**TASK TO CARRY OUT:**
Write the listing out again, all of it, word for word.
* Begin AVAILABLE RECORDS *
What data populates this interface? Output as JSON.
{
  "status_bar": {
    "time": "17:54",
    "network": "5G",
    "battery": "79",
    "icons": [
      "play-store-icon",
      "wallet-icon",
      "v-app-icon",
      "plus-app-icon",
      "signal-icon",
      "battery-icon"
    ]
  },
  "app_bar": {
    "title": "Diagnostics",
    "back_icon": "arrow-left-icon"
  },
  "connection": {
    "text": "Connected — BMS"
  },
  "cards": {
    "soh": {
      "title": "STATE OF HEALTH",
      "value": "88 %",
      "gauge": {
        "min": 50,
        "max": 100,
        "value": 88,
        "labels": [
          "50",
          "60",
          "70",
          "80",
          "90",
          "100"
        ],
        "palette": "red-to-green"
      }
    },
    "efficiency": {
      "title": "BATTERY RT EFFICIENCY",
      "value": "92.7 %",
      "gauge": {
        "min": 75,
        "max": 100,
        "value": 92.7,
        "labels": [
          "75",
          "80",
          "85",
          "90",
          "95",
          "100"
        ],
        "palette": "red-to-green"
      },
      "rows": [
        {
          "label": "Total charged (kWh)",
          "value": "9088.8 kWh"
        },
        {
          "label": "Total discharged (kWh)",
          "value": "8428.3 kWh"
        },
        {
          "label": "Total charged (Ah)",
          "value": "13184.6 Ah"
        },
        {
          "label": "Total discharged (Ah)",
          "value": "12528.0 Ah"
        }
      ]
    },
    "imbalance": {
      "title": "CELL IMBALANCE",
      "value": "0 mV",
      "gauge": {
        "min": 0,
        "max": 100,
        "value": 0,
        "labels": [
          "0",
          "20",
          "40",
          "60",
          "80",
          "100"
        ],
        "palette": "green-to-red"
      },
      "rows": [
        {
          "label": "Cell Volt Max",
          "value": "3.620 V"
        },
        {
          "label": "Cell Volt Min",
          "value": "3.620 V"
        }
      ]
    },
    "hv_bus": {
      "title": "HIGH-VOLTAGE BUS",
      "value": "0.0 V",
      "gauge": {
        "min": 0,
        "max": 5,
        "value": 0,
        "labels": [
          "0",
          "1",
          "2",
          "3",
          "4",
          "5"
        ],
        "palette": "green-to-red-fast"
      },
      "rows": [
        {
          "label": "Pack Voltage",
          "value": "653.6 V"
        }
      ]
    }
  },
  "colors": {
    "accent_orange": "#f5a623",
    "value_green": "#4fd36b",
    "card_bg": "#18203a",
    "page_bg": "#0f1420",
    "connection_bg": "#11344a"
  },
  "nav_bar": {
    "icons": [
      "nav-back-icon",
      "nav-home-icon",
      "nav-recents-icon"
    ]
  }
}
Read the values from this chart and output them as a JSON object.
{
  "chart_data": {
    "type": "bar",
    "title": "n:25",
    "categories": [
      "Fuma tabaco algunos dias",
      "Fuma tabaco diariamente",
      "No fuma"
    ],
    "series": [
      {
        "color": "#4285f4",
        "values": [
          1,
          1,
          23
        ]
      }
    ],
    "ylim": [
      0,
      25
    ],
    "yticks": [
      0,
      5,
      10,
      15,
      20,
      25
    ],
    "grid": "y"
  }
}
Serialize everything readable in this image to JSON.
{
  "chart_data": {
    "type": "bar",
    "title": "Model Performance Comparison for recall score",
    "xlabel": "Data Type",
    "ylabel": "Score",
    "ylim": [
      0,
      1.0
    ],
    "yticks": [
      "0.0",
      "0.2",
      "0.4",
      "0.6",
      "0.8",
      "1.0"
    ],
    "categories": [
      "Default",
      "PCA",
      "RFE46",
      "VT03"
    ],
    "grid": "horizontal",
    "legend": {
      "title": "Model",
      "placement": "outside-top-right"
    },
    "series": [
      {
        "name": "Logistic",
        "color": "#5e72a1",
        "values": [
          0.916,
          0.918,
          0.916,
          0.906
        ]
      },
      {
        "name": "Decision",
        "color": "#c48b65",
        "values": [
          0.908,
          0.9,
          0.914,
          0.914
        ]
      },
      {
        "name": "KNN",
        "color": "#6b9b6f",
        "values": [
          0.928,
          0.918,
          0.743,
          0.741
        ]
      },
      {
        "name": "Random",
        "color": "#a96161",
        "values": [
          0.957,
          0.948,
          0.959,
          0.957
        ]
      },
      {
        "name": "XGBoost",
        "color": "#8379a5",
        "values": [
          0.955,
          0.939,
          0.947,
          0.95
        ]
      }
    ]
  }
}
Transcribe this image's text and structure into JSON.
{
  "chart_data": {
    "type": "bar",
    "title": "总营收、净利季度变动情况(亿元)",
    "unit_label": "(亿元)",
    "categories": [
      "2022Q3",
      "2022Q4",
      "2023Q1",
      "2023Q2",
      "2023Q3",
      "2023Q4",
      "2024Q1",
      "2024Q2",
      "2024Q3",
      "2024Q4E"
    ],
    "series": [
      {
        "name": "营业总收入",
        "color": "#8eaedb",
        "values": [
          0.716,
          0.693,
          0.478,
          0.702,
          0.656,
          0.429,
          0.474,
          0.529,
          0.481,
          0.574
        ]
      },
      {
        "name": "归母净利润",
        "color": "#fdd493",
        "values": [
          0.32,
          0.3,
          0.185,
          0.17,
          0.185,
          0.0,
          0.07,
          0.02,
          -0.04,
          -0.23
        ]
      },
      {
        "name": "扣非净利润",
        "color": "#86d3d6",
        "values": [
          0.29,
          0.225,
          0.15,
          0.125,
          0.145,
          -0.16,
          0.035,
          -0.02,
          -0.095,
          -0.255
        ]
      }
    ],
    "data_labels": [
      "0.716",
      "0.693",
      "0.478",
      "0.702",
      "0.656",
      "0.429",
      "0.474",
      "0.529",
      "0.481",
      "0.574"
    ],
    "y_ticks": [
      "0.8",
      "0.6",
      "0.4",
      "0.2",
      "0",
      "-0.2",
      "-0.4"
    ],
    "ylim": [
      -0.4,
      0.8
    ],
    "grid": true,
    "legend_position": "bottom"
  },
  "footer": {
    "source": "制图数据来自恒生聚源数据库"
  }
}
* End AVAILABLE RECORDS *
**ANSWER BELOW:**
What data populates this interface? Output as JSON.
{
  "status_bar": {
    "time": "17:54",
    "network": "5G",
    "battery": "79",
    "icons": [
      "play-store-icon",
      "wallet-icon",
      "v-app-icon",
      "plus-app-icon",
      "signal-icon",
      "battery-icon"
    ]
  },
  "app_bar": {
    "title": "Diagnostics",
    "back_icon": "arrow-left-icon"
  },
  "connection": {
    "text": "Connected — BMS"
  },
  "cards": {
    "soh": {
      "title": "STATE OF HEALTH",
      "value": "88 %",
      "gauge": {
        "min": 50,
        "max": 100,
        "value": 88,
        "labels": [
          "50",
          "60",
          "70",
          "80",
          "90",
          "100"
        ],
        "palette": "red-to-green"
      }
    },
    "efficiency": {
      "title": "BATTERY RT EFFICIENCY",
      "value": "92.7 %",
      "gauge": {
        "min": 75,
        "max": 100,
        "value": 92.7,
        "labels": [
          "75",
          "80",
          "85",
          "90",
          "95",
          "100"
        ],
        "palette": "red-to-green"
      },
      "rows": [
        {
          "label": "Total charged (kWh)",
          "value": "9088.8 kWh"
        },
        {
          "label": "Total discharged (kWh)",
          "value": "8428.3 kWh"
        },
        {
          "label": "Total charged (Ah)",
          "value": "13184.6 Ah"
        },
        {
          "label": "Total discharged (Ah)",
          "value": "12528.0 Ah"
        }
      ]
    },
    "imbalance": {
      "title": "CELL IMBALANCE",
      "value": "0 mV",
      "gauge": {
        "min": 0,
        "max": 100,
        "value": 0,
        "labels": [
          "0",
          "20",
          "40",
          "60",
          "80",
          "100"
        ],
        "palette": "green-to-red"
      },
      "rows": [
        {
          "label": "Cell Volt Max",
          "value": "3.620 V"
        },
        {
          "label": "Cell Volt Min",
          "value": "3.620 V"
        }
      ]
    },
    "hv_bus": {
      "title": "HIGH-VOLTAGE BUS",
      "value": "0.0 V",
      "gauge": {
        "min": 0,
        "max": 5,
        "value": 0,
        "labels": [
          "0",
          "1",
          "2",
          "3",
          "4",
          "5"
        ],
        "palette": "green-to-red-fast"
      },
      "rows": [
        {
          "label": "Pack Voltage",
          "value": "653.6 V"
        }
      ]
    }
  },
  "colors": {
    "accent_orange": "#f5a623",
    "value_green": "#4fd36b",
    "card_bg": "#18203a",
    "page_bg": "#0f1420",
    "connection_bg": "#11344a"
  },
  "nav_bar": {
    "icons": [
      "nav-back-icon",
      "nav-home-icon",
      "nav-recents-icon"
    ]
  }
}
Read the values from this chart and output them as a JSON object.
{
  "chart_data": {
    "type": "bar",
    "title": "n:25",
    "categories": [
      "Fuma tabaco algunos dias",
      "Fuma tabaco diariamente",
      "No fuma"
    ],
    "series": [
      {
        "color": "#4285f4",
        "values": [
          1,
          1,
          23
        ]
      }
    ],
    "ylim": [
      0,
      25
    ],
    "yticks": [
      0,
      5,
      10,
      15,
      20,
      25
    ],
    "grid": "y"
  }
}
Serialize everything readable in this image to JSON.
{
  "chart_data": {
    "type": "bar",
    "title": "Model Performance Comparison for recall score",
    "xlabel": "Data Type",
    "ylabel": "Score",
    "ylim": [
      0,
      1.0
    ],
    "yticks": [
      "0.0",
      "0.2",
      "0.4",
      "0.6",
      "0.8",
      "1.0"
    ],
    "categories": [
      "Default",
      "PCA",
      "RFE46",
      "VT03"
    ],
    "grid": "horizontal",
    "legend": {
      "title": "Model",
      "placement": "outside-top-right"
    },
    "series": [
      {
        "name": "Logistic",
        "color": "#5e72a1",
        "values": [
          0.916,
          0.918,
          0.916,
          0.906
        ]
      },
      {
        "name": "Decision",
        "color": "#c48b65",
        "values": [
          0.908,
          0.9,
          0.914,
          0.914
        ]
      },
      {
        "name": "KNN",
        "color": "#6b9b6f",
        "values": [
          0.928,
          0.918,
          0.743,
          0.741
        ]
      },
      {
        "name": "Random",
        "color": "#a96161",
        "values": [
          0.957,
          0.948,
          0.959,
          0.957
        ]
      },
      {
        "name": "XGBoost",
        "color": "#8379a5",
        "values": [
          0.955,
          0.939,
          0.947,
          0.95
        ]
      }
    ]
  }
}
Transcribe this image's text and structure into JSON.
{
  "chart_data": {
    "type": "bar",
    "title": "总营收、净利季度变动情况(亿元)",
    "unit_label": "(亿元)",
    "categories": [
      "2022Q3",
      "2022Q4",
      "2023Q1",
      "2023Q2",
      "2023Q3",
      "2023Q4",
      "2024Q1",
      "2024Q2",
      "2024Q3",
      "2024Q4E"
    ],
    "series": [
      {
        "name": "营业总收入",
        "color": "#8eaedb",
        "values": [
          0.716,
          0.693,
          0.478,
          0.702,
          0.656,
          0.429,
          0.474,
          0.529,
          0.481,
          0.574
        ]
      },
      {
        "name": "归母净利润",
        "color": "#fdd493",
        "values": [
          0.32,
          0.3,
          0.185,
          0.17,
          0.185,
          0.0,
          0.07,
          0.02,
          -0.04,
          -0.23
        ]
      },
      {
        "name": "扣非净利润",
        "color": "#86d3d6",
        "values": [
          0.29,
          0.225,
          0.15,
          0.125,
          0.145,
          -0.16,
          0.035,
          -0.02,
          -0.095,
          -0.255
        ]
      }
    ],
    "data_labels": [
      "0.716",
      "0.693",
      "0.478",
      "0.702",
      "0.656",
      "0.429",
      "0.474",
      "0.529",
      "0.481",
      "0.574"
    ],
    "y_ticks": [
      "0.8",
      "0.6",
      "0.4",
      "0.2",
      "0",
      "-0.2",
      "-0.4"
    ],
    "ylim": [
      -0.4,
      0.8
    ],
    "grid": true,
    "legend_position": "bottom"
  },
  "footer": {
    "source": "制图数据来自恒生聚源数据库"
  }
}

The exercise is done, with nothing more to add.